→ Exercise task: Report, word for word, every line of the material that contains "Wahlverhalten".

• • • •

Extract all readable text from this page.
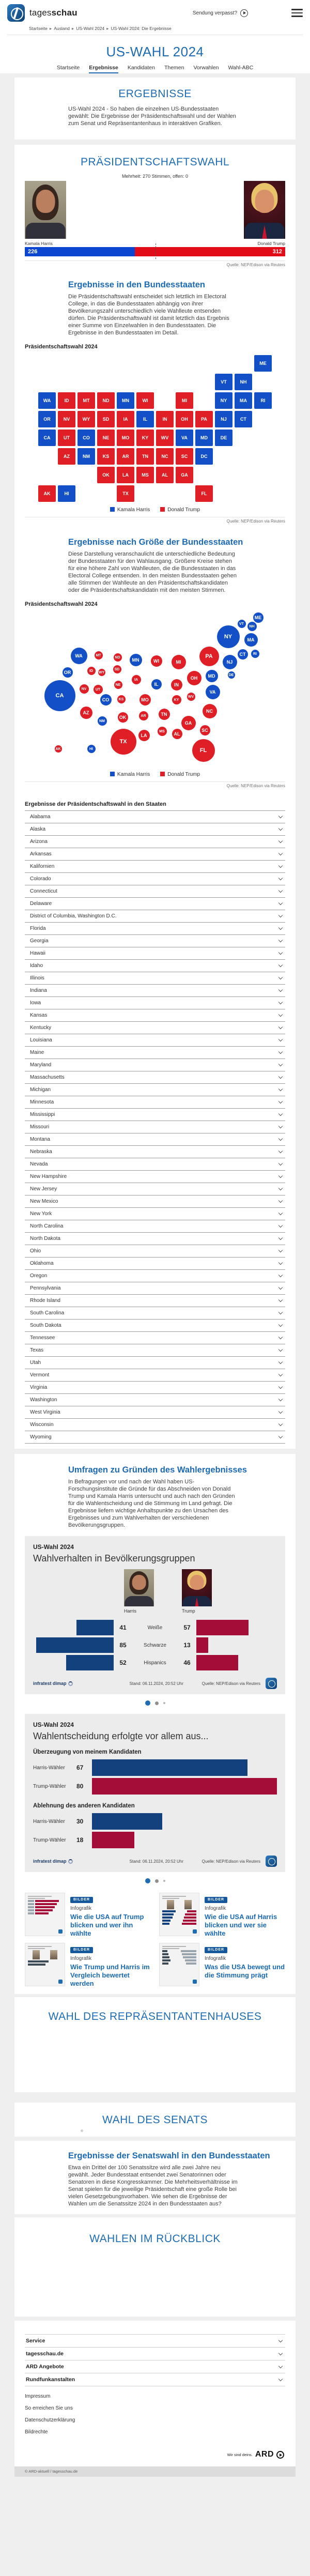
tagesschau	Sendung verpasst?
Startseite ▸ Ausland ▸ US-Wahl 2024 ▸ US-Wahl 2024: Die Ergebnisse
US-WAHL 2024
Startseite Ergebnisse Kandidaten Themen Vorwahlen Wahl-ABC
ERGEBNISSE

US-Wahl 2024 - So haben die einzelnen US-Bundesstaaten gewählt: Die Ergebnisse der Präsidentschaftswahl und der Wahlen zum Senat und Repräsentantenhaus in interaktiven Grafiken.

PRÄSIDENTSCHAFTSWAHL
Mehrheit: 270 Stimmen, offen: 0
Kamala Harris	Donald Trump
226	312
Quelle: NEP/Edison via Reuters
Ergebnisse in den Bundesstaaten

Die Präsidentschaftswahl entscheidet sich letztlich im Electoral College, in das die Bundesstaaten abhängig von ihrer Bevölkerungszahl unterschiedlich viele Wahlleute entsenden dürfen. Die Präsidentschaftswahl ist damit letztlich das Ergebnis einer Summe von Einzelwahlen in den Bundesstaaten. Die Ergebnisse in den Bundesstaaten im Detail.

Präsidentschaftswahl 2024
ME
VT	NH
WA	ID	MT	ND	MN	WI	MI	NY	MA	RI
OR	NV	WY	SD	IA	IL	IN	OH	PA	NJ	CT
CA	UT	CO	NE	MO	KY	WV	VA	MD	DE
AZ	NM	KS	AR	TN	NC	SC	DC
OK	LA	MS	AL	GA
AK	HI	TX	FL
Kamala Harris	Donald Trump
Quelle: NEP/Edison via Reuters
Ergebnisse nach Größe der Bundesstaaten

Diese Darstellung veranschaulicht die unterschiedliche Bedeutung der Bundesstaaten für den Wahlausgang. Größere Kreise stehen für eine höhere Zahl von Wahlleuten, die die Bundesstaaten in das Electoral College entsenden. In den meisten Bundesstaaten gehen alle Stimmen der Wahlleute an den Präsidentschaftskandidaten oder die Präsidentschaftskandidatin mit den meisten Stimmen.

Präsidentschaftswahl 2024
ME
VT
NH
NY	MA
CT	RI
PA
NJ
DE
MD
WA	MT
ND	MN	WI	MI
OR	ID	WY
SD
IA
NE	IL	IN
OH
WV
VA
NV	UT
CA
CO	KS	MO	KY
AZ
NM
OK	AR	TN
NC
SC
GA
MS	AL
LA
TX
FL
AK	HI
Kamala Harris	Donald Trump
Quelle: NEP/Edison via Reuters
Ergebnisse der Präsidentschaftswahl in den Staaten
Alabama
Alaska
Arizona
Arkansas
Kalifornien
Colorado
Connecticut
Delaware
District of Columbia, Washington D.C.
Florida
Georgia
Hawaii
Idaho
Illinois
Indiana
Iowa
Kansas
Kentucky
Louisiana
Maine
Maryland
Massachusetts
Michigan
Minnesota
Mississippi
Missouri
Montana
Nebraska
Nevada
New Hampshire
New Jersey
New Mexico
New York
North Carolina
North Dakota
Ohio
Oklahoma
Oregon
Pennsylvania
Rhode Island
South Carolina
South Dakota
Tennessee
Texas
Utah
Vermont
Virginia
Washington
West Virginia
Wisconsin
Wyoming
Umfragen zu Gründen des Wahlergebnisses

In Befragungen vor und nach der Wahl haben US-Forschungsinstitute die Gründe für das Abschneiden von Donald Trump und Kamala Harris untersucht und auch nach den Gründen für die Wahlentscheidung und die Stimmung im Land gefragt. Die Ergebnisse liefern wichtige Anhaltspunkte zu den Ursachen des Ergebnisses und zum Wahlverhalten der verschiedenen Bevölkerungsgruppen.

US-Wahl 2024
Wahlverhalten in Bevölkerungsgruppen
Harris	Trump
41	Weiße	57
85	Schwarze	13
52	Hispanics	46
infratest dimap	Stand: 06.11.2024, 20:52 Uhr	Quelle: NEP/Edison via Reuters
US-Wahl 2024
Wahlentscheidung erfolgte vor allem aus...
Überzeugung von meinem Kandidaten
Harris-Wähler	67
Trump-Wähler	80
Ablehnung des anderen Kandidaten
Harris-Wähler	30
Trump-Wähler	18
infratest dimap	Stand: 06.11.2024, 20:52 Uhr	Quelle: NEP/Edison via Reuters
BILDER
Infografik
Wie die USA auf Trump blicken und wer ihn wählte
BILDER
Infografik
Wie die USA auf Harris blicken und wer sie wählte
BILDER
Infografik
Wie Trump und Harris im Vergleich bewertet werden
BILDER
Infografik
Was die USA bewegt und die Stimmung prägt
WAHL DES REPRÄSENTANTENHAUSES
WAHL DES SENATS
Ergebnisse der Senatswahl in den Bundesstaaten

Etwa ein Drittel der 100 Senatssitze wird alle zwei Jahre neu gewählt. Jeder Bundesstaat entsendet zwei Senatorinnen oder Senatoren in diese Kongresskammer. Die Mehrheitsverhältnisse im Senat spielen für die jeweilige Präsidentschaft eine große Rolle bei vielen Gesetzgebungsvorhaben. Wie sehen die Ergebnisse der Wahlen um die Senatssitze 2024 in den Bundesstaaten aus?

WAHLEN IM RÜCKBLICK
Service
tagesschau.de
ARD Angebote
Rundfunkanstalten
Impressum
So erreichen Sie uns
Datenschutzerklärung
Bildrechte
Wir sind deins. ARD
© ARD-aktuell / tagesschau.de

• • • •

→ Exercise answer:
In Befragungen vor und nach der Wahl haben US-Forschungsinstitute die Gründe für das Abschneiden von Donald Trump und Kamala Harris untersucht und auch nach den Gründen für die Wahlentscheidung und die Stimmung im Land gefragt. Die Ergebnisse liefern wichtige Anhaltspunkte zu den Ursachen des Ergebnisses und zum Wahlverhalten der verschiedenen Bevölkerungsgruppen.
Wahlverhalten in Bevölkerungsgruppen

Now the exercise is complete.